Exercise details:
Go through the data below and gather each line containing "n대상자만".

:: Data to use

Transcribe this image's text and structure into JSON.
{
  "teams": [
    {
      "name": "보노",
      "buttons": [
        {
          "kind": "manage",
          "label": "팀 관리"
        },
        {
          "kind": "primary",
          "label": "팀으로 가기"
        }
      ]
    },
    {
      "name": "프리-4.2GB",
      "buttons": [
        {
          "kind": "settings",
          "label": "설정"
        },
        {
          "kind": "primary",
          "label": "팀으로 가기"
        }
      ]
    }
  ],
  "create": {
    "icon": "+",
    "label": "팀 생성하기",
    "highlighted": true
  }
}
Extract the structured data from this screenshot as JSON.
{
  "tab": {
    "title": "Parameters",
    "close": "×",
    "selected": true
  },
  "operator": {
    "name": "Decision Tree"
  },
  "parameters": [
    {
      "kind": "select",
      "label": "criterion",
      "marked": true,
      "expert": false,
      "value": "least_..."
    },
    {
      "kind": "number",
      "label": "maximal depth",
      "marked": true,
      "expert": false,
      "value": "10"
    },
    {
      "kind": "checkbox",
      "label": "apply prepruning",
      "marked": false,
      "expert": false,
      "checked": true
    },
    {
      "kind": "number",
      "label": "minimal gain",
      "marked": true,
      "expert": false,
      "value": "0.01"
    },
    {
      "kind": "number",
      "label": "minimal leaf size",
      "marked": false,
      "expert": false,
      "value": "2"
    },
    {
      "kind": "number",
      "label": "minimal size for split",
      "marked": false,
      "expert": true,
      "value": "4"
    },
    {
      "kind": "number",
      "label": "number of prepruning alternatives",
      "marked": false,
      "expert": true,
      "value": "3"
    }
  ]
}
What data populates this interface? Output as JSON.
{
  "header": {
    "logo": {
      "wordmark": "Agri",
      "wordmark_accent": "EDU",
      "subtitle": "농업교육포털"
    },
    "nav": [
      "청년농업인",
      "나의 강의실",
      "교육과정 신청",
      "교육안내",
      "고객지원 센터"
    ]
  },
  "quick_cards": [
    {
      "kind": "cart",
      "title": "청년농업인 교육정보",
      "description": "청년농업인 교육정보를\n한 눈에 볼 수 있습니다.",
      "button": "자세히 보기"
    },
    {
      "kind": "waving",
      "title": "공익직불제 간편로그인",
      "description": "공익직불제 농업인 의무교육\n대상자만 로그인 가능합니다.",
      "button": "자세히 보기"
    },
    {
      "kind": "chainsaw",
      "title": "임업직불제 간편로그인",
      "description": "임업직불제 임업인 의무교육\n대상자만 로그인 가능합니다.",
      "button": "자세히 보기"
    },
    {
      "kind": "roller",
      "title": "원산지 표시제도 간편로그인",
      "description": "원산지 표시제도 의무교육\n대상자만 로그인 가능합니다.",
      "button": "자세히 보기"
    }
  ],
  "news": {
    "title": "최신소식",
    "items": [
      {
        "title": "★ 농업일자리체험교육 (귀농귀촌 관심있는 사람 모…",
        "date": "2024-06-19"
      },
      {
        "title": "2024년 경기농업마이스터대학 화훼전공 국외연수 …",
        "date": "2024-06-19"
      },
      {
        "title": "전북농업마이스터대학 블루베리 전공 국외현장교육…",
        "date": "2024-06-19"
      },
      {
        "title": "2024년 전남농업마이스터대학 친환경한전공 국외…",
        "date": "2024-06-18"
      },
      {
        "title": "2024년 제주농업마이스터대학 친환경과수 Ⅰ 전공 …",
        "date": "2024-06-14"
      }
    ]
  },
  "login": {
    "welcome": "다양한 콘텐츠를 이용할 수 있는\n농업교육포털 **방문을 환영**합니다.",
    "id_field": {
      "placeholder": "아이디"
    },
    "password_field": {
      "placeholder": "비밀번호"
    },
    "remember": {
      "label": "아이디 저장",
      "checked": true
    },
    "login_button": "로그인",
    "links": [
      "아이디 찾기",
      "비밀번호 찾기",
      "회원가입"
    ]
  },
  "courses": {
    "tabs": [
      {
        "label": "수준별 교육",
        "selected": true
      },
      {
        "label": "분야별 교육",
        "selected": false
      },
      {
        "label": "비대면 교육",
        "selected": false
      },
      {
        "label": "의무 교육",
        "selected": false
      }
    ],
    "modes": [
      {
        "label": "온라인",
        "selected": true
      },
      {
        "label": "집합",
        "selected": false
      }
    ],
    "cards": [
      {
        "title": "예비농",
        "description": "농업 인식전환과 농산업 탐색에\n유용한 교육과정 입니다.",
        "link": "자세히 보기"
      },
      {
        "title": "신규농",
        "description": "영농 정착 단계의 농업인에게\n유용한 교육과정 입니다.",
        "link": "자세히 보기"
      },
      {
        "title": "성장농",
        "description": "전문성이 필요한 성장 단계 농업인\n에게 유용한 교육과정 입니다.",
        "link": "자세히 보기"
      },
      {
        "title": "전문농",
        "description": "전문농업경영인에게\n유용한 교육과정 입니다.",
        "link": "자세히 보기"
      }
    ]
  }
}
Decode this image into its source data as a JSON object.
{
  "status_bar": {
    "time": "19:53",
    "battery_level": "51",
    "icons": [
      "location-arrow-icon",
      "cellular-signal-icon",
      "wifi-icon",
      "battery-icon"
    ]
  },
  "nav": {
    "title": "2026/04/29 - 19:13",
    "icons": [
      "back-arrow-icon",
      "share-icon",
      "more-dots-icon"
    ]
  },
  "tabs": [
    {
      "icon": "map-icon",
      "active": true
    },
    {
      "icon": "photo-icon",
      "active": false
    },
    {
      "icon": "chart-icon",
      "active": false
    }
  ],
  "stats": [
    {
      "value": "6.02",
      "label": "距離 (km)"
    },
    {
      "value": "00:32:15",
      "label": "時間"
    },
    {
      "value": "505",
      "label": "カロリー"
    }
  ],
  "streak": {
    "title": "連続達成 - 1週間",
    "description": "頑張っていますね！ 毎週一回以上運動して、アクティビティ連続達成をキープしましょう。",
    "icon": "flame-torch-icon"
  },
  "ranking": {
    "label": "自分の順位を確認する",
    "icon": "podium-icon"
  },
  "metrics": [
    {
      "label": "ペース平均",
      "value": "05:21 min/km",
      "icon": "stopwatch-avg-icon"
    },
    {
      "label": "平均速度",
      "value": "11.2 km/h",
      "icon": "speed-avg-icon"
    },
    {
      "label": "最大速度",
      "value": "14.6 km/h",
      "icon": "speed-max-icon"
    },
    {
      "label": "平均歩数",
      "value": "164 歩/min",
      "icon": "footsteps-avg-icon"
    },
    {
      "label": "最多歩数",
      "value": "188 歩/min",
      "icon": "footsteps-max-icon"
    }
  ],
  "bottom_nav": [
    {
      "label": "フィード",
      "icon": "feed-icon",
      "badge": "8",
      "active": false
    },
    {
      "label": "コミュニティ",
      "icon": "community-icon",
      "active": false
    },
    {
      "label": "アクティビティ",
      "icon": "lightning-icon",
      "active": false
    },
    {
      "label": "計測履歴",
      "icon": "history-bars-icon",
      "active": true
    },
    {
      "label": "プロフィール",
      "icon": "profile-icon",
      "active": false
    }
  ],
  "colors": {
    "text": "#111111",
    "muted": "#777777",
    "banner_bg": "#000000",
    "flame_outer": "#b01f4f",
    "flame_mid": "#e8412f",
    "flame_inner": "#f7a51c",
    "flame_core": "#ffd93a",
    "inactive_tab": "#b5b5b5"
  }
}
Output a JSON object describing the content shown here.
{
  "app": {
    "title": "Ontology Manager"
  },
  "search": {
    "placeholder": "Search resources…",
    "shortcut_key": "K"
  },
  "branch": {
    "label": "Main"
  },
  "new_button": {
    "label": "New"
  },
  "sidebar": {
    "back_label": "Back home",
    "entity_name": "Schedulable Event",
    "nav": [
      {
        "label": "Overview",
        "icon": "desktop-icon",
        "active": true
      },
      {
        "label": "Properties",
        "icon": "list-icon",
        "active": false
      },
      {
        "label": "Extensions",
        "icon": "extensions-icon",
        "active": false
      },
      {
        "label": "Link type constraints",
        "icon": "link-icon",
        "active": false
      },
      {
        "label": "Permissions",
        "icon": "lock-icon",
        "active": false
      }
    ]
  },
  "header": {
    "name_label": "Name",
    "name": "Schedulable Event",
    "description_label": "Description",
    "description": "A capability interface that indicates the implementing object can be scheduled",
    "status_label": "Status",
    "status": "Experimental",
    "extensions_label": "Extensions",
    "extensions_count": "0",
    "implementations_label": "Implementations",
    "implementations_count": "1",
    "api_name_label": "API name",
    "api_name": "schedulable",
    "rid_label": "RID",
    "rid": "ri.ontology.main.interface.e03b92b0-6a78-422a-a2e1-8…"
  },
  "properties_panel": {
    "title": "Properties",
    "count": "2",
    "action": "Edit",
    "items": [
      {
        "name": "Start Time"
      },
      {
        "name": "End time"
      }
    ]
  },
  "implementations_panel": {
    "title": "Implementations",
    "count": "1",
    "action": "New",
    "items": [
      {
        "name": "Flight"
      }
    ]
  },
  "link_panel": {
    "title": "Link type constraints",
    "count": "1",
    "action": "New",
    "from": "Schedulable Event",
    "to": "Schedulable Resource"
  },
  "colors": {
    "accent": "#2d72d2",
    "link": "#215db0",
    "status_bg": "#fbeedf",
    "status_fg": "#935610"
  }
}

::::

The reply:
      "description": "공익직불제 농업인 의무교육\n대상자만 로그인 가능합니다.",
      "description": "임업직불제 임업인 의무교육\n대상자만 로그인 가능합니다.",
      "description": "원산지 표시제도 의무교육\n대상자만 로그인 가능합니다.",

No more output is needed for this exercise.